**AIM**:
Write every entry out again exactly, please, and skip the pictures.

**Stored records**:
BEGIN

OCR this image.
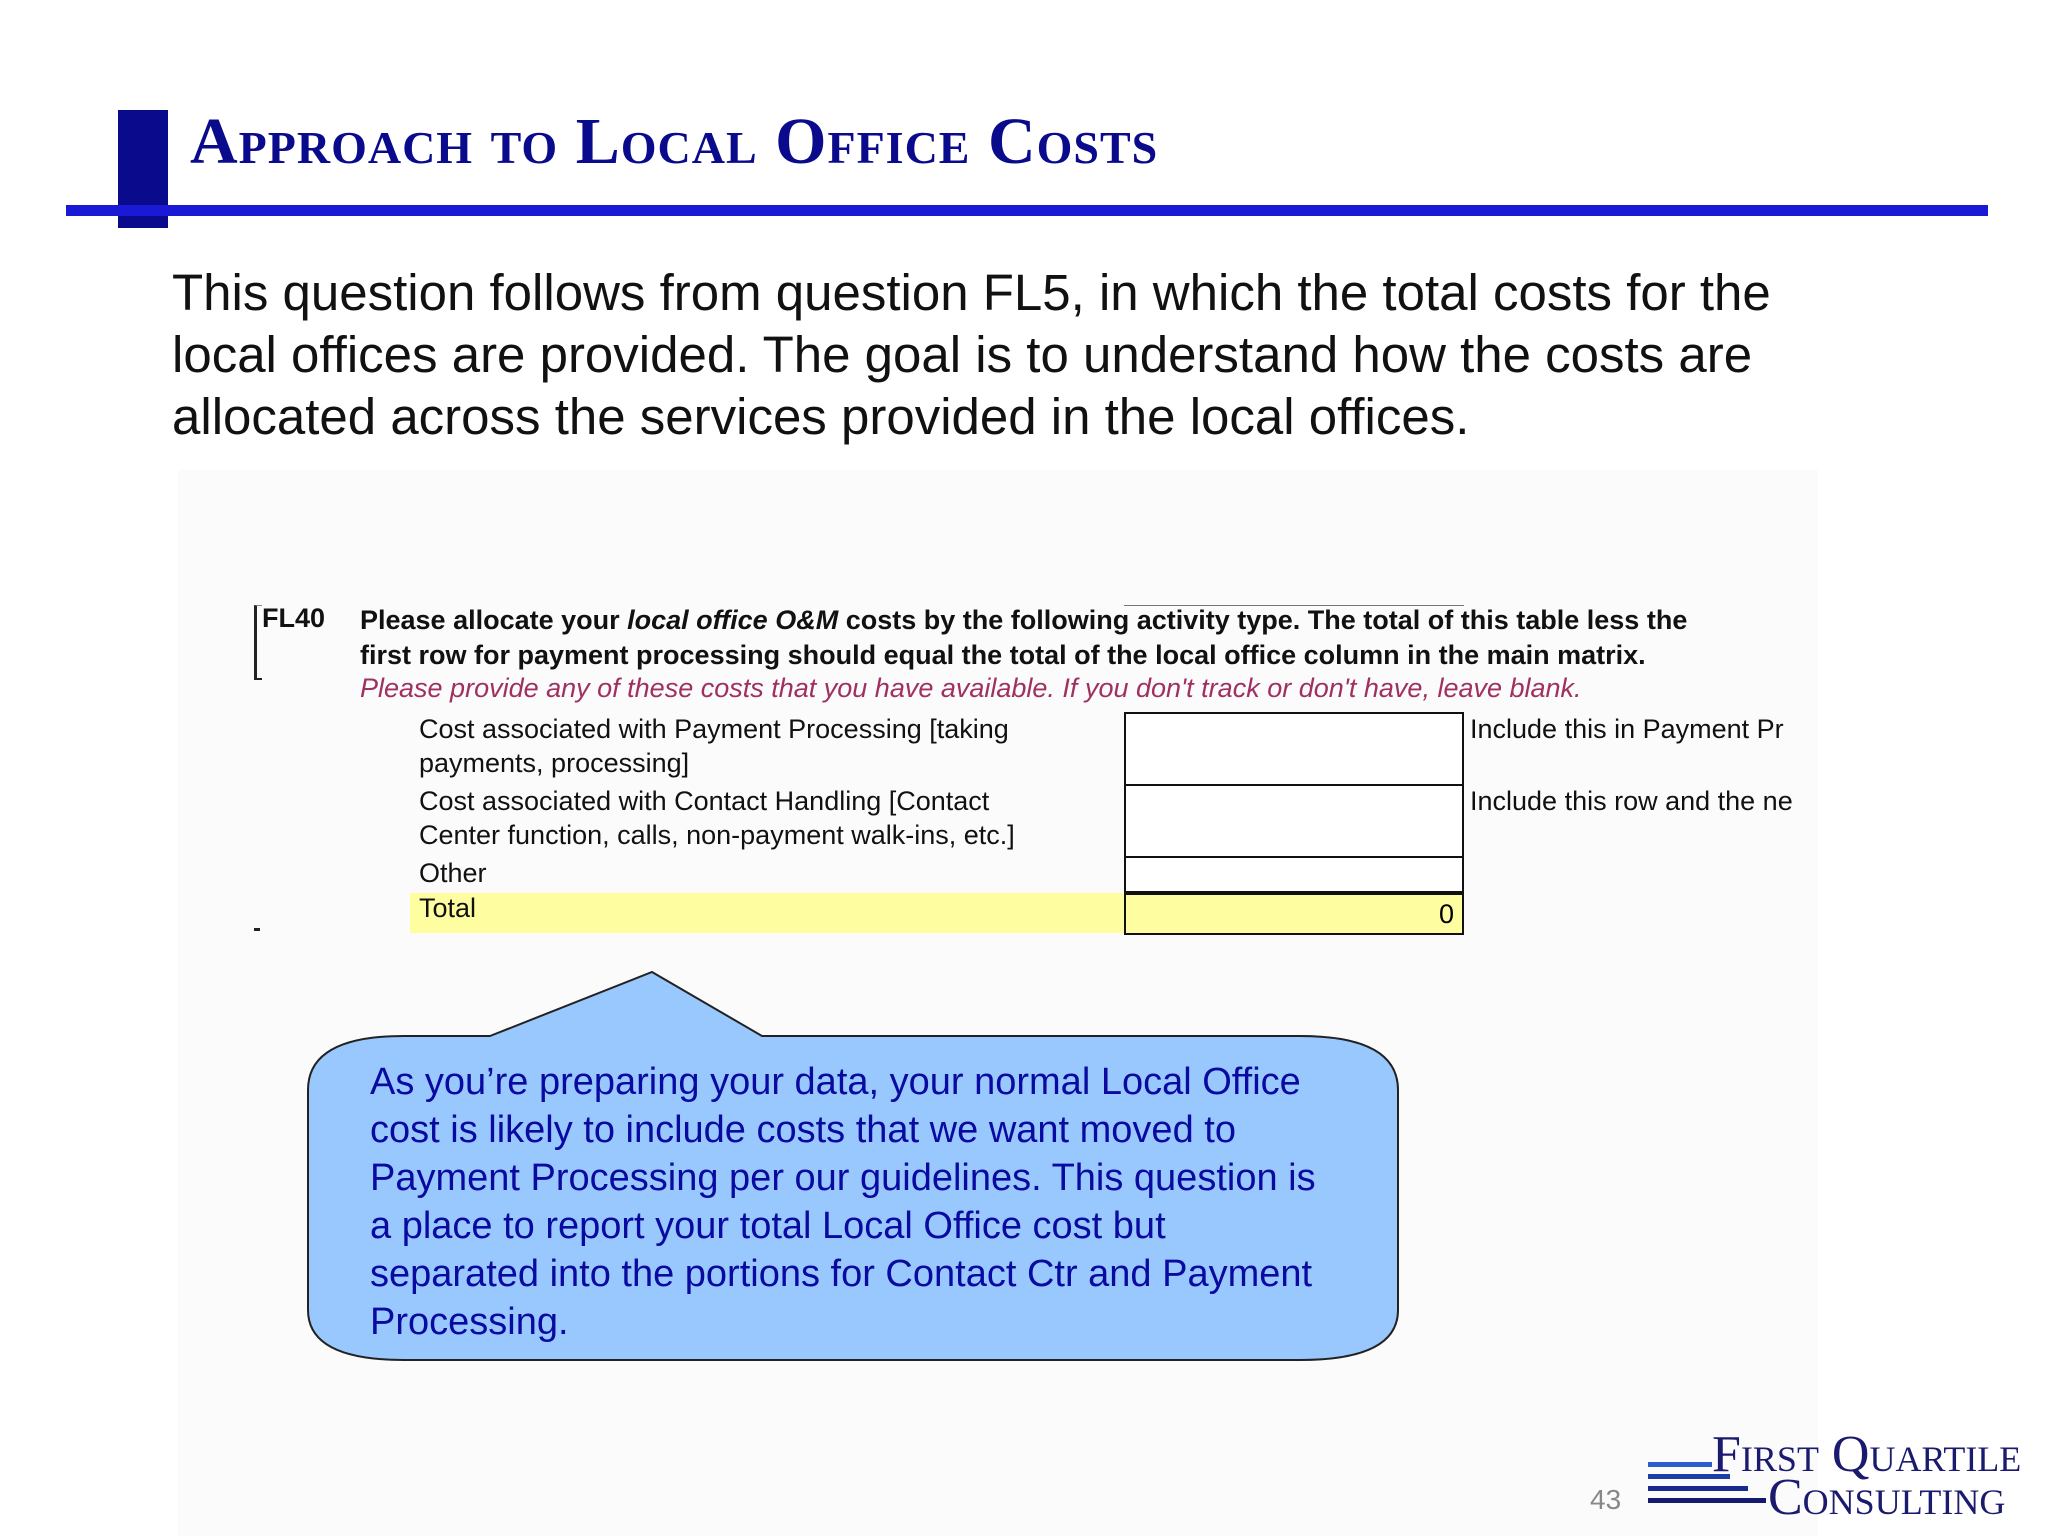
Approach to Local Office Costs

This question follows from question FL5, in which the total costs for the local offices are provided. The goal is to understand how the costs are allocated across the services provided in the local offices.

FL40 Please allocate your local office O&M costs by the following activity type. The total of this table less the
first row for payment processing should equal the total of the local office column in the main matrix.
Please provide any of these costs that you have available. If you don't track or don't have, leave blank.
Cost associated with Payment Processing [taking
payments, processing]
Include this in Payment Pr
Cost associated with Contact Handling [Contact
Center function, calls, non-payment walk-ins, etc.]
Include this row and the ne
Other
Total	0
As you’re preparing your data, your normal Local Office cost is likely to include costs that we want moved to Payment Processing per our guidelines. This question is a place to report your total Local Office cost but separated into the portions for Contact Ctr and Payment Processing.
43
First Quartile
Consulting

END

**FINAL ANSWER**:
OCR this image.
Approach to Local Office Costs

This question follows from question FL5, in which the total costs for the local offices are provided. The goal is to understand how the costs are allocated across the services provided in the local offices.

FL40 Please allocate your local office O&M costs by the following activity type. The total of this table less the
first row for payment processing should equal the total of the local office column in the main matrix.
Please provide any of these costs that you have available. If you don't track or don't have, leave blank.
Cost associated with Payment Processing [taking
payments, processing]
Include this in Payment Pr
Cost associated with Contact Handling [Contact
Center function, calls, non-payment walk-ins, etc.]
Include this row and the ne
Other
Total	0
As you’re preparing your data, your normal Local Office cost is likely to include costs that we want moved to Payment Processing per our guidelines. This question is a place to report your total Local Office cost but separated into the portions for Contact Ctr and Payment Processing.
43
First Quartile
Consulting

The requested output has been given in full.